** Given instruction **
Scan the data below for the string "如所週知". Show every line where it turns up.

----

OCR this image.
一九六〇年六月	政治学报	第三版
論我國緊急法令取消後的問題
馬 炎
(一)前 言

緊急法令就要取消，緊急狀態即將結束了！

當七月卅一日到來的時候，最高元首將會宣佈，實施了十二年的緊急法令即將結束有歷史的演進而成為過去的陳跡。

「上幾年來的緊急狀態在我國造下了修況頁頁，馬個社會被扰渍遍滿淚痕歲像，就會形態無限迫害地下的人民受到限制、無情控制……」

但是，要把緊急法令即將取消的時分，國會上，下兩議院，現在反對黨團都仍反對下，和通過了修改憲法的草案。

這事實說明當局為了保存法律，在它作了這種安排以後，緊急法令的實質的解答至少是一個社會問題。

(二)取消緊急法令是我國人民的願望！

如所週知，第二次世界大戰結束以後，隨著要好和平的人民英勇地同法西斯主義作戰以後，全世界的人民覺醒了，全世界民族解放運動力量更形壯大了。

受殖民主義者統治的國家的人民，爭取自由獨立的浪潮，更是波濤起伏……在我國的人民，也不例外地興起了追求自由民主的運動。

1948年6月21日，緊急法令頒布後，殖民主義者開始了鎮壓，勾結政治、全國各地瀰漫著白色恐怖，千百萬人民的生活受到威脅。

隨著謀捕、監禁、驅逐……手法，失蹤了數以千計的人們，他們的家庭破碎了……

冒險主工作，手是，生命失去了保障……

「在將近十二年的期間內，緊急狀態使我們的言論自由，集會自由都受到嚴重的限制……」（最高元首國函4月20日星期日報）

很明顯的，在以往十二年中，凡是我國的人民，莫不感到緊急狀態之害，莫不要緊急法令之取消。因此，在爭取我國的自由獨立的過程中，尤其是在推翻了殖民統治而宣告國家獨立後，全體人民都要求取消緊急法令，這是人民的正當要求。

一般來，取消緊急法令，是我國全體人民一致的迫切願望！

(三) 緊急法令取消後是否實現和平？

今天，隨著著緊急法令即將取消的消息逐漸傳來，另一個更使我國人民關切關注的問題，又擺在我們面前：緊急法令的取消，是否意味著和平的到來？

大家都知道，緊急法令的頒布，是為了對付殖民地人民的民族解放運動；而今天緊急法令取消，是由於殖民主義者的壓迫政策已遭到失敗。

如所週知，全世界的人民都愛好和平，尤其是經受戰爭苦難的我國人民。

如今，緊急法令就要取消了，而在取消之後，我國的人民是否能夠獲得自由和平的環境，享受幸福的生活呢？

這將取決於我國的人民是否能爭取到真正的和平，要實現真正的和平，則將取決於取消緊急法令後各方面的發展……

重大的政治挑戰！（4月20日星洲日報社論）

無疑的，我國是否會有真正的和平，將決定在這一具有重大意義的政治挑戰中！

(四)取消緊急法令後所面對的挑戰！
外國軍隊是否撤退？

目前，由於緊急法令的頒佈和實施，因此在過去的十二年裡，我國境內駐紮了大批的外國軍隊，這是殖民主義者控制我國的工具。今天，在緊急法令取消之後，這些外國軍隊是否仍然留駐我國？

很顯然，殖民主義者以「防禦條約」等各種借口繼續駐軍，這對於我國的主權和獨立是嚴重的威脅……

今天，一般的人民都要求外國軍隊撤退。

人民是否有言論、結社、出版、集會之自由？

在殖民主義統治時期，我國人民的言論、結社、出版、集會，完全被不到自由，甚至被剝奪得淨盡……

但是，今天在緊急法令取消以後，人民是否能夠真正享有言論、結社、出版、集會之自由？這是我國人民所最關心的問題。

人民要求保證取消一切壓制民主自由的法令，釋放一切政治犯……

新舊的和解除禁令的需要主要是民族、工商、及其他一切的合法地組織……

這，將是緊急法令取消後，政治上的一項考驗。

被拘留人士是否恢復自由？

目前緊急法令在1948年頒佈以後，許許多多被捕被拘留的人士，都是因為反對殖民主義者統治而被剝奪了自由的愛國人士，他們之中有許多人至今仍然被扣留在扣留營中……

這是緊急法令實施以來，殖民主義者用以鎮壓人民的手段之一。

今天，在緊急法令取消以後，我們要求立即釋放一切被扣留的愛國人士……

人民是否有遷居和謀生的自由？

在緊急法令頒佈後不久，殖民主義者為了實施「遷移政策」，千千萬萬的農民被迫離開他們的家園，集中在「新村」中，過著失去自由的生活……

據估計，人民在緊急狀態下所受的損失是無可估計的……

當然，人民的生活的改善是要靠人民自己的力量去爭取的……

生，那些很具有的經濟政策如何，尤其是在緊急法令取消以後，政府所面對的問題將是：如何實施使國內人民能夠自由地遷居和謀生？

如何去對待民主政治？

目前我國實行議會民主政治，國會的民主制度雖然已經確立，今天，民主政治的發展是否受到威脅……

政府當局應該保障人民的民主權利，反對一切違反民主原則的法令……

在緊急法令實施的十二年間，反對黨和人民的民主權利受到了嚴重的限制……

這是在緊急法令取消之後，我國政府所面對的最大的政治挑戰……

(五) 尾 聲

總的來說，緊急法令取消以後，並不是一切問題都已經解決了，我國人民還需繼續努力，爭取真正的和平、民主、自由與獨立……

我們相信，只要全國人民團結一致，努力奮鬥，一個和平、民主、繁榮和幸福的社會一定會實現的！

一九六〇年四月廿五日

----

** Written response **
如所週知，第二次世界大戰結束以後，隨著要好和平的人民英勇地同法西斯主義作戰以後，全世界的人民覺醒了，全世界民族解放運動力量更形壯大了。
如所週知，全世界的人民都愛好和平，尤其是經受戰爭苦難的我國人民。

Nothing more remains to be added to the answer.